Problem to solve: Work out how many lines of the listing hold "исследования", then state only that count.

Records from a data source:
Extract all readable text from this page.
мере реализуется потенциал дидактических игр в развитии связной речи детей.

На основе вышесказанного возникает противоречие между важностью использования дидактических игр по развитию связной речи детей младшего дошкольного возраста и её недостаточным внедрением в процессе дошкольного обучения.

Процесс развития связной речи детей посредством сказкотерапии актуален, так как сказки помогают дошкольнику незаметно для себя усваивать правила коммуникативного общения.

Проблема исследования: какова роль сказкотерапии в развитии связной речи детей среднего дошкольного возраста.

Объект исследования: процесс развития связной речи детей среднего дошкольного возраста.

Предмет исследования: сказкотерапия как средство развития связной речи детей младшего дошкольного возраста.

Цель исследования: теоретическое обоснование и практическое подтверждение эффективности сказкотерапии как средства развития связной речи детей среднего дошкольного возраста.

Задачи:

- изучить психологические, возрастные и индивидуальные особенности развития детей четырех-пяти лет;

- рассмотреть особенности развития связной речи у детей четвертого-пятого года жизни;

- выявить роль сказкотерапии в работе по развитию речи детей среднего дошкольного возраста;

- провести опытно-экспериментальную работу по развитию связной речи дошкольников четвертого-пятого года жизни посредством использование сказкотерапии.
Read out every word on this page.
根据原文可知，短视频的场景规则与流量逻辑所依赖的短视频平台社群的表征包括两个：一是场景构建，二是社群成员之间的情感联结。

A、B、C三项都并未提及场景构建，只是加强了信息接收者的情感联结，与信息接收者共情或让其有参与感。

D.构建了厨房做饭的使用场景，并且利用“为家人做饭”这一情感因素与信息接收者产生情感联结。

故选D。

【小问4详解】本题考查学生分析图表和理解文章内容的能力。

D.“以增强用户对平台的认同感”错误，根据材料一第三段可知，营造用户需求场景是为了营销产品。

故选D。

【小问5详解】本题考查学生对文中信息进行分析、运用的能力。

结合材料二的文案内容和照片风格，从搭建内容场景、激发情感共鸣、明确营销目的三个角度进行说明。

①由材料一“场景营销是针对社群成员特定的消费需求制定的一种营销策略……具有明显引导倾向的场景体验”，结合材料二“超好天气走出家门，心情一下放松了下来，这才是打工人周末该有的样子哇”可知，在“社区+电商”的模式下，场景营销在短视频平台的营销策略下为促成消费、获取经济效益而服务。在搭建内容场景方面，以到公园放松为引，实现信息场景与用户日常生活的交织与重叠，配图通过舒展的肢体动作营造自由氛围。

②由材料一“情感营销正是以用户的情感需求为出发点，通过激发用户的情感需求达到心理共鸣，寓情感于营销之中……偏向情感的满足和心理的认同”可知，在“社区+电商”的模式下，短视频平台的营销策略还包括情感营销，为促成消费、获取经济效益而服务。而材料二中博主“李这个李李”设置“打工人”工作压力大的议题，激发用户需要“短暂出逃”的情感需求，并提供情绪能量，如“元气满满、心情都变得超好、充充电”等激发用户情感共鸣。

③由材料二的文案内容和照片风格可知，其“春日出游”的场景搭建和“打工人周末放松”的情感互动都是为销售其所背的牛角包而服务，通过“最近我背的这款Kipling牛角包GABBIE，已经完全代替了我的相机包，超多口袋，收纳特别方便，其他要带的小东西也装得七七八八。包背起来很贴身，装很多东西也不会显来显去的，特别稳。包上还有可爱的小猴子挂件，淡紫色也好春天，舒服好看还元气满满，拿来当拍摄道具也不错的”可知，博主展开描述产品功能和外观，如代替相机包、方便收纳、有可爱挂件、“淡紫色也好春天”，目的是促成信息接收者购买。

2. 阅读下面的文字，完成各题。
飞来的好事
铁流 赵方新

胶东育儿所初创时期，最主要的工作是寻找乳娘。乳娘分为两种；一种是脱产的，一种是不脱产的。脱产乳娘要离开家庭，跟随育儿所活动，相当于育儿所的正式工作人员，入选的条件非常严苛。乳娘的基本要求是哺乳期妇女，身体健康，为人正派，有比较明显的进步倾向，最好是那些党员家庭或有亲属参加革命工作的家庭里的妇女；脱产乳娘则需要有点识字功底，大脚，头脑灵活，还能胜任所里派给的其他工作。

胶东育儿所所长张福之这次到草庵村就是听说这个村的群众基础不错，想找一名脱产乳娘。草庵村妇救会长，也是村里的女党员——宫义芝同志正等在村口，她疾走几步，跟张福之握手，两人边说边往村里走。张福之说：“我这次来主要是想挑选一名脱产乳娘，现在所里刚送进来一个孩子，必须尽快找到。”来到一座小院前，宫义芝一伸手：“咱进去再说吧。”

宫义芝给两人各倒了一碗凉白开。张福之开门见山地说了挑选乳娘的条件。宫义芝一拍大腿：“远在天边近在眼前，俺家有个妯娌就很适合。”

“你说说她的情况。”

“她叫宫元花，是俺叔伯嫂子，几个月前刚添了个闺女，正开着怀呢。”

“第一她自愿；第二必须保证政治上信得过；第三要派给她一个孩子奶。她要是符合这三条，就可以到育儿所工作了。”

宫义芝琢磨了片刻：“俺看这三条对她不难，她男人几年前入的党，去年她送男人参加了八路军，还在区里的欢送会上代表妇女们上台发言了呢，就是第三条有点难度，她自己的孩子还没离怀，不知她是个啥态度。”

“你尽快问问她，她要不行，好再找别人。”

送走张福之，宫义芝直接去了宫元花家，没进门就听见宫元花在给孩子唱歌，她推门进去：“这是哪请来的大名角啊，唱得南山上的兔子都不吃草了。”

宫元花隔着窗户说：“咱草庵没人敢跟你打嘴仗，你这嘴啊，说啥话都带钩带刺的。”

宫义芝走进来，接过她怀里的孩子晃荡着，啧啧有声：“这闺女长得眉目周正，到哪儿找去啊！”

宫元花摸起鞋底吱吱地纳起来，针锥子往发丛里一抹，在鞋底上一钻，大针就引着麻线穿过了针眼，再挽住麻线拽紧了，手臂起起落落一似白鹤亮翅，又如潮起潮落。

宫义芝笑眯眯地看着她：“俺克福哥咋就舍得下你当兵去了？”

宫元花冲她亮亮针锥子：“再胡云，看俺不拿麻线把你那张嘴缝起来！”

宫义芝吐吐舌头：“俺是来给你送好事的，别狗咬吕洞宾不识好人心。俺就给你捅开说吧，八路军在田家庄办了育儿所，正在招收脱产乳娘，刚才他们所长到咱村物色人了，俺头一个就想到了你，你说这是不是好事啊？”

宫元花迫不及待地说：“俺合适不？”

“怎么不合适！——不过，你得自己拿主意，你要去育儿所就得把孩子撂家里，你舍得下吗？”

Response to the exercise: 4